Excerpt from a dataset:
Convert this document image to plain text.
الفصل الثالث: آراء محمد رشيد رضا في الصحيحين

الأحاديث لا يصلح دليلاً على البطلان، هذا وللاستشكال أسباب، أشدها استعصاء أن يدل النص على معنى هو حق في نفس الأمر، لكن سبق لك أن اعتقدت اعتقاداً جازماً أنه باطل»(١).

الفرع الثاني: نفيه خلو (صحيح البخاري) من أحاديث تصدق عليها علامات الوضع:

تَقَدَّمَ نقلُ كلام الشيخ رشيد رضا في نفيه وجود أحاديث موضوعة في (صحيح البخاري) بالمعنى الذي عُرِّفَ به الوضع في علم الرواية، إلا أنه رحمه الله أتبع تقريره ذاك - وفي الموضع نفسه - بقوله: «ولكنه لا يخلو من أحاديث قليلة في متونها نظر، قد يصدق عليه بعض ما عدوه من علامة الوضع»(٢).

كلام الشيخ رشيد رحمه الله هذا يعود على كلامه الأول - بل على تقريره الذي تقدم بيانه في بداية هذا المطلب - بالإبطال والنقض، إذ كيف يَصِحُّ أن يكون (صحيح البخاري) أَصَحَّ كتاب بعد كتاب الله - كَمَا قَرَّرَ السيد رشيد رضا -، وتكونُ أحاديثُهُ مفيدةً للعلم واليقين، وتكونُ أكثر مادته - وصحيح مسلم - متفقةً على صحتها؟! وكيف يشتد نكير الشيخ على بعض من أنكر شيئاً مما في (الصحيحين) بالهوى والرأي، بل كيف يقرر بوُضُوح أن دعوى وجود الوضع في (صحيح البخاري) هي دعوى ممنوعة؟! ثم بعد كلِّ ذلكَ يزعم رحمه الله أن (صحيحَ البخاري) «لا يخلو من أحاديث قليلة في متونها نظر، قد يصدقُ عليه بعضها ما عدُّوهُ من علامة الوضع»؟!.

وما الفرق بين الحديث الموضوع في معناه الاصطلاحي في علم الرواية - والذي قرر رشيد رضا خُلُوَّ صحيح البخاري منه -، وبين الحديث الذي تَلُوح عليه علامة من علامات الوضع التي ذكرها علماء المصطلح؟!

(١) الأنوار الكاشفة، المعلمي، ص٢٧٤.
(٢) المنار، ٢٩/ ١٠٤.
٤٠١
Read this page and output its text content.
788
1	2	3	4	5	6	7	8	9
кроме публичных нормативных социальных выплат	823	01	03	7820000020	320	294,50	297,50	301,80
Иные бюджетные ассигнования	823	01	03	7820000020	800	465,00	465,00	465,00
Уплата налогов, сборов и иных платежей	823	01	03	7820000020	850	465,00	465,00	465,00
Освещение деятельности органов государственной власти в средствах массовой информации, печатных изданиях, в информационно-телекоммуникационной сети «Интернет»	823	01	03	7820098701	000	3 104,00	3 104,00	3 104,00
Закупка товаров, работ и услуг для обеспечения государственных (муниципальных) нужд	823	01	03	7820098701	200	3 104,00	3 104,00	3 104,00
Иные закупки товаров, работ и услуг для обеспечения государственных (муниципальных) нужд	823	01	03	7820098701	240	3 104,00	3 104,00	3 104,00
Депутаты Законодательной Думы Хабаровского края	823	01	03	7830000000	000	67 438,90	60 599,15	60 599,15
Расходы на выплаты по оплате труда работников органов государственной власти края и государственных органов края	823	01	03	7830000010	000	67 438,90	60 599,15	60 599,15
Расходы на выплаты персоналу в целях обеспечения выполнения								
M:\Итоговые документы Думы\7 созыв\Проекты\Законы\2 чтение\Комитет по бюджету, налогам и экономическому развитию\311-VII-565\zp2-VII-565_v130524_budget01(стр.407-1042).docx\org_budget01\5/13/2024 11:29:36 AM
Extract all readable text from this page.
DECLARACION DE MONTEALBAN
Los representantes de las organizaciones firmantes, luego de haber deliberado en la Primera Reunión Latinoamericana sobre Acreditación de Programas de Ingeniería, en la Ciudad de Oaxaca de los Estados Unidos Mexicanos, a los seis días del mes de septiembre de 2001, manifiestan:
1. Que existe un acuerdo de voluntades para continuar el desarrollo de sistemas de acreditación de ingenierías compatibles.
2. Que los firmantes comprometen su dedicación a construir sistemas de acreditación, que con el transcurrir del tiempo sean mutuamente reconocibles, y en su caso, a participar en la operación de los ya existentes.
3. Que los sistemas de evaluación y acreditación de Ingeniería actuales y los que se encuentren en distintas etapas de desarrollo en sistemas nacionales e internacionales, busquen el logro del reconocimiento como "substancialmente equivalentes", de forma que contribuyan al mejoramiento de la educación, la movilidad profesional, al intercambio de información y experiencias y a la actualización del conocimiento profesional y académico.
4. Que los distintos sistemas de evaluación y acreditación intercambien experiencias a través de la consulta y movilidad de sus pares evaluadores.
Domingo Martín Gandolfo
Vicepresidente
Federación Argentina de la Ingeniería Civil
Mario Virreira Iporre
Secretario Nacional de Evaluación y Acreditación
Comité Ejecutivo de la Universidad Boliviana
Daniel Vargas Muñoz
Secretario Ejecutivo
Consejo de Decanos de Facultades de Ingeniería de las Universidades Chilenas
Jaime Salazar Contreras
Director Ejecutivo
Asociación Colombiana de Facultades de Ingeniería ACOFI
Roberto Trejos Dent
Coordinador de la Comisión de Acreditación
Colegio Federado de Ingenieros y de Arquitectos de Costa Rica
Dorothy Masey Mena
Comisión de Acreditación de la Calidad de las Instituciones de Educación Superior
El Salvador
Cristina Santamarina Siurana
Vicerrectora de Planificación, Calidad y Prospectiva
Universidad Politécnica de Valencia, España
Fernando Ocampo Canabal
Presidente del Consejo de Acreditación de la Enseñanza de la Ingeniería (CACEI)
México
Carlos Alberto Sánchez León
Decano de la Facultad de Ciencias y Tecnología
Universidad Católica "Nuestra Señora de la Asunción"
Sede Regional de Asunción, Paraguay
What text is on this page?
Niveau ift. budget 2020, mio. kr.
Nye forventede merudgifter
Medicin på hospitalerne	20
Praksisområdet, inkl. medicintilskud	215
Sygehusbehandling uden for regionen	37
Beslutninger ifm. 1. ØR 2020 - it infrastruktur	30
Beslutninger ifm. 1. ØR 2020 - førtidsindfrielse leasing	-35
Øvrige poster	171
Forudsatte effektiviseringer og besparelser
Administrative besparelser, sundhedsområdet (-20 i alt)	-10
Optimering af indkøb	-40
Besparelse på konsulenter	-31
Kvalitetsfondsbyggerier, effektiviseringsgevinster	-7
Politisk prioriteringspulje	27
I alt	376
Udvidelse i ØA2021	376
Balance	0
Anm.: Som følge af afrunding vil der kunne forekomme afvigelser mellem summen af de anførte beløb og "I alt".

Task to carry out: Print all of the entries exactly as they appear.

Result:
Convert this document image to plain text.
الفصل الثالث: آراء محمد رشيد رضا في الصحيحين

الأحاديث لا يصلح دليلاً على البطلان، هذا وللاستشكال أسباب، أشدها استعصاء أن يدل النص على معنى هو حق في نفس الأمر، لكن سبق لك أن اعتقدت اعتقاداً جازماً أنه باطل»(١).

الفرع الثاني: نفيه خلو (صحيح البخاري) من أحاديث تصدق عليها علامات الوضع:

تَقَدَّمَ نقلُ كلام الشيخ رشيد رضا في نفيه وجود أحاديث موضوعة في (صحيح البخاري) بالمعنى الذي عُرِّفَ به الوضع في علم الرواية، إلا أنه رحمه الله أتبع تقريره ذاك - وفي الموضع نفسه - بقوله: «ولكنه لا يخلو من أحاديث قليلة في متونها نظر، قد يصدق عليه بعض ما عدوه من علامة الوضع»(٢).

كلام الشيخ رشيد رحمه الله هذا يعود على كلامه الأول - بل على تقريره الذي تقدم بيانه في بداية هذا المطلب - بالإبطال والنقض، إذ كيف يَصِحُّ أن يكون (صحيح البخاري) أَصَحَّ كتاب بعد كتاب الله - كَمَا قَرَّرَ السيد رشيد رضا -، وتكونُ أحاديثُهُ مفيدةً للعلم واليقين، وتكونُ أكثر مادته - وصحيح مسلم - متفقةً على صحتها؟! وكيف يشتد نكير الشيخ على بعض من أنكر شيئاً مما في (الصحيحين) بالهوى والرأي، بل كيف يقرر بوُضُوح أن دعوى وجود الوضع في (صحيح البخاري) هي دعوى ممنوعة؟! ثم بعد كلِّ ذلكَ يزعم رحمه الله أن (صحيحَ البخاري) «لا يخلو من أحاديث قليلة في متونها نظر، قد يصدقُ عليه بعضها ما عدُّوهُ من علامة الوضع»؟!.

وما الفرق بين الحديث الموضوع في معناه الاصطلاحي في علم الرواية - والذي قرر رشيد رضا خُلُوَّ صحيح البخاري منه -، وبين الحديث الذي تَلُوح عليه علامة من علامات الوضع التي ذكرها علماء المصطلح؟!

(١) الأنوار الكاشفة، المعلمي، ص٢٧٤.
(٢) المنار، ٢٩/ ١٠٤.
٤٠١
Read this page and output its text content.
788
1	2	3	4	5	6	7	8	9
кроме публичных нормативных социальных выплат	823	01	03	7820000020	320	294,50	297,50	301,80
Иные бюджетные ассигнования	823	01	03	7820000020	800	465,00	465,00	465,00
Уплата налогов, сборов и иных платежей	823	01	03	7820000020	850	465,00	465,00	465,00
Освещение деятельности органов государственной власти в средствах массовой информации, печатных изданиях, в информационно-телекоммуникационной сети «Интернет»	823	01	03	7820098701	000	3 104,00	3 104,00	3 104,00
Закупка товаров, работ и услуг для обеспечения государственных (муниципальных) нужд	823	01	03	7820098701	200	3 104,00	3 104,00	3 104,00
Иные закупки товаров, работ и услуг для обеспечения государственных (муниципальных) нужд	823	01	03	7820098701	240	3 104,00	3 104,00	3 104,00
Депутаты Законодательной Думы Хабаровского края	823	01	03	7830000000	000	67 438,90	60 599,15	60 599,15
Расходы на выплаты по оплате труда работников органов государственной власти края и государственных органов края	823	01	03	7830000010	000	67 438,90	60 599,15	60 599,15
Расходы на выплаты персоналу в целях обеспечения выполнения								
M:\Итоговые документы Думы\7 созыв\Проекты\Законы\2 чтение\Комитет по бюджету, налогам и экономическому развитию\311-VII-565\zp2-VII-565_v130524_budget01(стр.407-1042).docx\org_budget01\5/13/2024 11:29:36 AM
Extract all readable text from this page.
DECLARACION DE MONTEALBAN
Los representantes de las organizaciones firmantes, luego de haber deliberado en la Primera Reunión Latinoamericana sobre Acreditación de Programas de Ingeniería, en la Ciudad de Oaxaca de los Estados Unidos Mexicanos, a los seis días del mes de septiembre de 2001, manifiestan:
1. Que existe un acuerdo de voluntades para continuar el desarrollo de sistemas de acreditación de ingenierías compatibles.
2. Que los firmantes comprometen su dedicación a construir sistemas de acreditación, que con el transcurrir del tiempo sean mutuamente reconocibles, y en su caso, a participar en la operación de los ya existentes.
3. Que los sistemas de evaluación y acreditación de Ingeniería actuales y los que se encuentren en distintas etapas de desarrollo en sistemas nacionales e internacionales, busquen el logro del reconocimiento como "substancialmente equivalentes", de forma que contribuyan al mejoramiento de la educación, la movilidad profesional, al intercambio de información y experiencias y a la actualización del conocimiento profesional y académico.
4. Que los distintos sistemas de evaluación y acreditación intercambien experiencias a través de la consulta y movilidad de sus pares evaluadores.
Domingo Martín Gandolfo
Vicepresidente
Federación Argentina de la Ingeniería Civil
Mario Virreira Iporre
Secretario Nacional de Evaluación y Acreditación
Comité Ejecutivo de la Universidad Boliviana
Daniel Vargas Muñoz
Secretario Ejecutivo
Consejo de Decanos de Facultades de Ingeniería de las Universidades Chilenas
Jaime Salazar Contreras
Director Ejecutivo
Asociación Colombiana de Facultades de Ingeniería ACOFI
Roberto Trejos Dent
Coordinador de la Comisión de Acreditación
Colegio Federado de Ingenieros y de Arquitectos de Costa Rica
Dorothy Masey Mena
Comisión de Acreditación de la Calidad de las Instituciones de Educación Superior
El Salvador
Cristina Santamarina Siurana
Vicerrectora de Planificación, Calidad y Prospectiva
Universidad Politécnica de Valencia, España
Fernando Ocampo Canabal
Presidente del Consejo de Acreditación de la Enseñanza de la Ingeniería (CACEI)
México
Carlos Alberto Sánchez León
Decano de la Facultad de Ciencias y Tecnología
Universidad Católica "Nuestra Señora de la Asunción"
Sede Regional de Asunción, Paraguay
What text is on this page?
Niveau ift. budget 2020, mio. kr.
Nye forventede merudgifter
Medicin på hospitalerne	20
Praksisområdet, inkl. medicintilskud	215
Sygehusbehandling uden for regionen	37
Beslutninger ifm. 1. ØR 2020 - it infrastruktur	30
Beslutninger ifm. 1. ØR 2020 - førtidsindfrielse leasing	-35
Øvrige poster	171
Forudsatte effektiviseringer og besparelser
Administrative besparelser, sundhedsområdet (-20 i alt)	-10
Optimering af indkøb	-40
Besparelse på konsulenter	-31
Kvalitetsfondsbyggerier, effektiviseringsgevinster	-7
Politisk prioriteringspulje	27
I alt	376
Udvidelse i ØA2021	376
Balance	0
Anm.: Som følge af afrunding vil der kunne forekomme afvigelser mellem summen af de anførte beløb og "I alt".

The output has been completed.